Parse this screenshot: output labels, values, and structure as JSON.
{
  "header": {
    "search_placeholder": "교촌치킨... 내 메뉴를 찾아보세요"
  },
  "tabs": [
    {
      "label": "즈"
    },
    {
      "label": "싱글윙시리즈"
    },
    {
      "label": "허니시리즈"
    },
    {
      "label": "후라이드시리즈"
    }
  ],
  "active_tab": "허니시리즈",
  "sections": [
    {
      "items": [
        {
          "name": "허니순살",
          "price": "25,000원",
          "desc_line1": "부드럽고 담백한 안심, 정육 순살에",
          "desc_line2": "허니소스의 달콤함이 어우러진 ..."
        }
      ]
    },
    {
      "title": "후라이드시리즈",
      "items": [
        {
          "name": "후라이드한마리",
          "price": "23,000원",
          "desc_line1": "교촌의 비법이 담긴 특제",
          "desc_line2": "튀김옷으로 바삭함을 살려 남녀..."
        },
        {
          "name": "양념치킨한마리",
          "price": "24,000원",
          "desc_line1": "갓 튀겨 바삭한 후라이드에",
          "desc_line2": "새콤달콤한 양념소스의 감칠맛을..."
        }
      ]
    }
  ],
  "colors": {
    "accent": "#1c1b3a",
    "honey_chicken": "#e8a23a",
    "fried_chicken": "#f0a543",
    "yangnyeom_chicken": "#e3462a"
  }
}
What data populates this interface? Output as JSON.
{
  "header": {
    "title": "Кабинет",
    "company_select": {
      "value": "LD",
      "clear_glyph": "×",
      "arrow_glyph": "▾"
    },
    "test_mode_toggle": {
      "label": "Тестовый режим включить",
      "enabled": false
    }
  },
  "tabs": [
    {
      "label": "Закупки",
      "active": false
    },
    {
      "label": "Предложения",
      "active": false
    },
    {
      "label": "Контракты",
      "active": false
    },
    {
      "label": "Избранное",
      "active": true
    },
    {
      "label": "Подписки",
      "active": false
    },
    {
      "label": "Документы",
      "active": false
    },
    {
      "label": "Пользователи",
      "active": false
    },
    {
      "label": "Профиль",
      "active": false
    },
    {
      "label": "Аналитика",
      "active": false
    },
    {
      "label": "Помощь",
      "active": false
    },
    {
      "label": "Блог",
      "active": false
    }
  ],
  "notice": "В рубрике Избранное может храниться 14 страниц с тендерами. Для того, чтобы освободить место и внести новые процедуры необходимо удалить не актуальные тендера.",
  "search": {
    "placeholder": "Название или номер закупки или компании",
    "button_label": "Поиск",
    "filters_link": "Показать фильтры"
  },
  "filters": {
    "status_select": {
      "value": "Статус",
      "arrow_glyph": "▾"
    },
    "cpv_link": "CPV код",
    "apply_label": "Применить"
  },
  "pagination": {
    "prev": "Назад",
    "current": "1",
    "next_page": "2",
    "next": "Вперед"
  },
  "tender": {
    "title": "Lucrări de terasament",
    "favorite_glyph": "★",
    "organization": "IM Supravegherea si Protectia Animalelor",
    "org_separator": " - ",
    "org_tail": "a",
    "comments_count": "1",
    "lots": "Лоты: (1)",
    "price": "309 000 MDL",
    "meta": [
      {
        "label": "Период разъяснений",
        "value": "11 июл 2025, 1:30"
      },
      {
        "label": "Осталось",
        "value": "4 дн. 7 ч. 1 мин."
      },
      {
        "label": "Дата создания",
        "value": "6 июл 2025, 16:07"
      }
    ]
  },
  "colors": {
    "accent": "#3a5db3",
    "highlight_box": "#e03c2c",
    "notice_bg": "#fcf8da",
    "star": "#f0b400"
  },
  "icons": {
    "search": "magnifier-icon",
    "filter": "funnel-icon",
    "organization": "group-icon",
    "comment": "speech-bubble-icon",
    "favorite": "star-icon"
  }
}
****************
TASK DESCRIPTION: Extract all of the data above and output it character for character.

REPLY:
Parse this screenshot: output labels, values, and structure as JSON.
{
  "header": {
    "search_placeholder": "교촌치킨... 내 메뉴를 찾아보세요"
  },
  "tabs": [
    {
      "label": "즈"
    },
    {
      "label": "싱글윙시리즈"
    },
    {
      "label": "허니시리즈"
    },
    {
      "label": "후라이드시리즈"
    }
  ],
  "active_tab": "허니시리즈",
  "sections": [
    {
      "items": [
        {
          "name": "허니순살",
          "price": "25,000원",
          "desc_line1": "부드럽고 담백한 안심, 정육 순살에",
          "desc_line2": "허니소스의 달콤함이 어우러진 ..."
        }
      ]
    },
    {
      "title": "후라이드시리즈",
      "items": [
        {
          "name": "후라이드한마리",
          "price": "23,000원",
          "desc_line1": "교촌의 비법이 담긴 특제",
          "desc_line2": "튀김옷으로 바삭함을 살려 남녀..."
        },
        {
          "name": "양념치킨한마리",
          "price": "24,000원",
          "desc_line1": "갓 튀겨 바삭한 후라이드에",
          "desc_line2": "새콤달콤한 양념소스의 감칠맛을..."
        }
      ]
    }
  ],
  "colors": {
    "accent": "#1c1b3a",
    "honey_chicken": "#e8a23a",
    "fried_chicken": "#f0a543",
    "yangnyeom_chicken": "#e3462a"
  }
}
What data populates this interface? Output as JSON.
{
  "header": {
    "title": "Кабинет",
    "company_select": {
      "value": "LD",
      "clear_glyph": "×",
      "arrow_glyph": "▾"
    },
    "test_mode_toggle": {
      "label": "Тестовый режим включить",
      "enabled": false
    }
  },
  "tabs": [
    {
      "label": "Закупки",
      "active": false
    },
    {
      "label": "Предложения",
      "active": false
    },
    {
      "label": "Контракты",
      "active": false
    },
    {
      "label": "Избранное",
      "active": true
    },
    {
      "label": "Подписки",
      "active": false
    },
    {
      "label": "Документы",
      "active": false
    },
    {
      "label": "Пользователи",
      "active": false
    },
    {
      "label": "Профиль",
      "active": false
    },
    {
      "label": "Аналитика",
      "active": false
    },
    {
      "label": "Помощь",
      "active": false
    },
    {
      "label": "Блог",
      "active": false
    }
  ],
  "notice": "В рубрике Избранное может храниться 14 страниц с тендерами. Для того, чтобы освободить место и внести новые процедуры необходимо удалить не актуальные тендера.",
  "search": {
    "placeholder": "Название или номер закупки или компании",
    "button_label": "Поиск",
    "filters_link": "Показать фильтры"
  },
  "filters": {
    "status_select": {
      "value": "Статус",
      "arrow_glyph": "▾"
    },
    "cpv_link": "CPV код",
    "apply_label": "Применить"
  },
  "pagination": {
    "prev": "Назад",
    "current": "1",
    "next_page": "2",
    "next": "Вперед"
  },
  "tender": {
    "title": "Lucrări de terasament",
    "favorite_glyph": "★",
    "organization": "IM Supravegherea si Protectia Animalelor",
    "org_separator": " - ",
    "org_tail": "a",
    "comments_count": "1",
    "lots": "Лоты: (1)",
    "price": "309 000 MDL",
    "meta": [
      {
        "label": "Период разъяснений",
        "value": "11 июл 2025, 1:30"
      },
      {
        "label": "Осталось",
        "value": "4 дн. 7 ч. 1 мин."
      },
      {
        "label": "Дата создания",
        "value": "6 июл 2025, 16:07"
      }
    ]
  },
  "colors": {
    "accent": "#3a5db3",
    "highlight_box": "#e03c2c",
    "notice_bg": "#fcf8da",
    "star": "#f0b400"
  },
  "icons": {
    "search": "magnifier-icon",
    "filter": "funnel-icon",
    "organization": "group-icon",
    "comment": "speech-bubble-icon",
    "favorite": "star-icon"
  }
}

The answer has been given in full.